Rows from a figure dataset
□ □ □ □ □ □ □

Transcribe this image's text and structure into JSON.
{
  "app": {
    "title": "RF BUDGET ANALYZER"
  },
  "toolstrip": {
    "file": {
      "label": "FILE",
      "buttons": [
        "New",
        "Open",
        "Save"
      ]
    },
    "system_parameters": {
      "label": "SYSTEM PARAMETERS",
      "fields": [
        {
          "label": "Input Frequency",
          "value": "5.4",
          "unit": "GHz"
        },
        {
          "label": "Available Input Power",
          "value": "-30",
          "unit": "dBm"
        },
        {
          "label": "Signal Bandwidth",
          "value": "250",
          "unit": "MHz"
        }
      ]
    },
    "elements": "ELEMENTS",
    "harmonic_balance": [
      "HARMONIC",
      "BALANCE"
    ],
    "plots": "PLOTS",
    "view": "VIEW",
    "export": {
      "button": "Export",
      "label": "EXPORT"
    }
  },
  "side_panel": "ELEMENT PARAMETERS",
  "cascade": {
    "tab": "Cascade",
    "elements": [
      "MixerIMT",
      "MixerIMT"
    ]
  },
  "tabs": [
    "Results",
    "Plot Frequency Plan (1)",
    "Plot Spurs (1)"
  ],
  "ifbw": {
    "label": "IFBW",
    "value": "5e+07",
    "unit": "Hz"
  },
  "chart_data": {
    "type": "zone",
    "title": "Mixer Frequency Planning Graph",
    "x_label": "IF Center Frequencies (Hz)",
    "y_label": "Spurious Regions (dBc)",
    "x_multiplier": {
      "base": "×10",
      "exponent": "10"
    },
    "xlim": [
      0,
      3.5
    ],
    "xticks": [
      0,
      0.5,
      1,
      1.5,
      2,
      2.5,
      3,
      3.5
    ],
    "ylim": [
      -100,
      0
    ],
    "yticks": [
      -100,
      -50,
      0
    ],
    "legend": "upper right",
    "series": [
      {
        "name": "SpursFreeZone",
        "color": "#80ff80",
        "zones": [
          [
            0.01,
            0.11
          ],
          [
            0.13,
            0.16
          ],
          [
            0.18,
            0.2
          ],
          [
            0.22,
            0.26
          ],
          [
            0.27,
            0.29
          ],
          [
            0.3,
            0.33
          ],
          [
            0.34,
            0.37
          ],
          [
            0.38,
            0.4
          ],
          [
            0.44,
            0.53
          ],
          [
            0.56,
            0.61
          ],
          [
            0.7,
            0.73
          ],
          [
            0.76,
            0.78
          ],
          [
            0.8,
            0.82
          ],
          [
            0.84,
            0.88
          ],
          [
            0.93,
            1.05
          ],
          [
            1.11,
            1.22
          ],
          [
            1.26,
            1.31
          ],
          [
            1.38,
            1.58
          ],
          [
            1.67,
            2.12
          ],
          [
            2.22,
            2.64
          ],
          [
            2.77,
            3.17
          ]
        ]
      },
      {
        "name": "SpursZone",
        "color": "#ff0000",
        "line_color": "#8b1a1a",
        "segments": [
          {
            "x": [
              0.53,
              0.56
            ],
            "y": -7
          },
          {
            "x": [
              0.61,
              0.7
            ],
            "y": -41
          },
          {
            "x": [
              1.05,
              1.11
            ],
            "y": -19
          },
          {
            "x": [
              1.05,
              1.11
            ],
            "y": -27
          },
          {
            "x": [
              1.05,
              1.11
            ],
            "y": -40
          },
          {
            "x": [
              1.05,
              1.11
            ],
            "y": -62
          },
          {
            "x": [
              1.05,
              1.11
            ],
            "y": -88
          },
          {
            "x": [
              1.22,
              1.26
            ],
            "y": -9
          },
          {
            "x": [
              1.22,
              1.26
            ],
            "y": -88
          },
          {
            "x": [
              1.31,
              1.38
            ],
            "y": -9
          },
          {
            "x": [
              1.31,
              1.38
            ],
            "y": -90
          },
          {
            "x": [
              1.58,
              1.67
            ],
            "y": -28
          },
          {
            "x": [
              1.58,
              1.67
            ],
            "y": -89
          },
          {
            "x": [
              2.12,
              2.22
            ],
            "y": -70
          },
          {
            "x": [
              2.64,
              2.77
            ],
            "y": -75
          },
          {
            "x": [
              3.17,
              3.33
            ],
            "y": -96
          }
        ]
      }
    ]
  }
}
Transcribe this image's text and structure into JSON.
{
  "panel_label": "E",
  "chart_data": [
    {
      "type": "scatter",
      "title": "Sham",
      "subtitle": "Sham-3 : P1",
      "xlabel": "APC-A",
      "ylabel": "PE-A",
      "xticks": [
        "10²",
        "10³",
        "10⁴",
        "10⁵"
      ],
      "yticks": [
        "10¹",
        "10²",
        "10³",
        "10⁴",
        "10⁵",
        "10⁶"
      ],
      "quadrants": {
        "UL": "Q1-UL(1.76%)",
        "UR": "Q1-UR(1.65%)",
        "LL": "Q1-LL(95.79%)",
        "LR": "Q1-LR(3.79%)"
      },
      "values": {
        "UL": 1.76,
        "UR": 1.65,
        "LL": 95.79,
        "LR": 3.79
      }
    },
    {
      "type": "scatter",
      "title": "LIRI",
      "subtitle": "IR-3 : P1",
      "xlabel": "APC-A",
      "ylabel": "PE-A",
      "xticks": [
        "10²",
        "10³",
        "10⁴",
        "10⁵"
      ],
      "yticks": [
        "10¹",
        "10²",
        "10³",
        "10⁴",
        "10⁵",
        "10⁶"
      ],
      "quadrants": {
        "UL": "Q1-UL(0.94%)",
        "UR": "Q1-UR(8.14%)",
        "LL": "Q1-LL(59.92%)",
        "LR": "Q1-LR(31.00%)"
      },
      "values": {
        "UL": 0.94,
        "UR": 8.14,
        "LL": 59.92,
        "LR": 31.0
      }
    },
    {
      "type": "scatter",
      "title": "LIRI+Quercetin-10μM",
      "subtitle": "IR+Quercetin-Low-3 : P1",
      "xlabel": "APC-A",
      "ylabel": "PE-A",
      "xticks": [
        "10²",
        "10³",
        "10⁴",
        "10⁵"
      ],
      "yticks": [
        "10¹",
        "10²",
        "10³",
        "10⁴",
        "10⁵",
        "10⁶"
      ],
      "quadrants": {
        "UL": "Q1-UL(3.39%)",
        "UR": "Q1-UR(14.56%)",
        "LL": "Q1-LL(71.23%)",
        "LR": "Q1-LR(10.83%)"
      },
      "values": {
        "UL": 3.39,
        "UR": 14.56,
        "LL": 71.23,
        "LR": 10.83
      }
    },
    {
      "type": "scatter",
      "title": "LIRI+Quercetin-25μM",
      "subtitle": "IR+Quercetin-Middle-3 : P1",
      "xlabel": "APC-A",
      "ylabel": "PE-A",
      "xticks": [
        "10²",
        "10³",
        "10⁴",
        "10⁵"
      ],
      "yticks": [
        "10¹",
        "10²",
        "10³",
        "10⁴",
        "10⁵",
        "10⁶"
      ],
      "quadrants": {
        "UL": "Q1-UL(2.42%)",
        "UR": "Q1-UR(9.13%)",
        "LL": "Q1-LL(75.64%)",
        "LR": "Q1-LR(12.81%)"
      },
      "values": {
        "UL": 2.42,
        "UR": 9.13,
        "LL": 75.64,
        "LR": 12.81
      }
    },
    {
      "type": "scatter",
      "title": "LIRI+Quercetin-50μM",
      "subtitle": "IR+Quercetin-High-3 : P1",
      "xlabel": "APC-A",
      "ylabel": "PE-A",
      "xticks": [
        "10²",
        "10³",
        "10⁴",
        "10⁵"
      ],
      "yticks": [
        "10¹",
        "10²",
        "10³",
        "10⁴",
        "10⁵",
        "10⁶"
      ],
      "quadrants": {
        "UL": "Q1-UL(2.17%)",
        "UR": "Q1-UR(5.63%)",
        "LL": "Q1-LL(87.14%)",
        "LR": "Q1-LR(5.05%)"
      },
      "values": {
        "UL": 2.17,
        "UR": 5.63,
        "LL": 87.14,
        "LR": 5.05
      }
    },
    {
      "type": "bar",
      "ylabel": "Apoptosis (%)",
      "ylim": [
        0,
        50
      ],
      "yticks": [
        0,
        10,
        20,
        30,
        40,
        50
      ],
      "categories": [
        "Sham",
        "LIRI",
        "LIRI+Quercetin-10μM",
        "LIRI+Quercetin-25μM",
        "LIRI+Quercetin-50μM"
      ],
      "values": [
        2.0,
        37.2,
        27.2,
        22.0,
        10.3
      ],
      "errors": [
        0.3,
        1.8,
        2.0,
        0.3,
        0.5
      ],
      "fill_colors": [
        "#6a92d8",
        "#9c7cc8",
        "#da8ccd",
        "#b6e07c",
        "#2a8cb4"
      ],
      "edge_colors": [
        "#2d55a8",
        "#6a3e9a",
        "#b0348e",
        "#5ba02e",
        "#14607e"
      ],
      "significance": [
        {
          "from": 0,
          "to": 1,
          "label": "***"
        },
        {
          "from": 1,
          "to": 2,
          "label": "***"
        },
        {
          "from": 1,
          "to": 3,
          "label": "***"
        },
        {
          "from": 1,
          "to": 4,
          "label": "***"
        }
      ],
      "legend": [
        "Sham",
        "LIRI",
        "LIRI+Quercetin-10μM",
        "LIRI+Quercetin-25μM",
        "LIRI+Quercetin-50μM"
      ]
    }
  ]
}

□ □ □ □ □ □ □

• [What to work on] Pull every line containing the word "Sham" out of the material and copy it.

• [Output of the exercise]
      "title": "Sham",
      "subtitle": "Sham-3 : P1",
        "Sham",
        "Sham",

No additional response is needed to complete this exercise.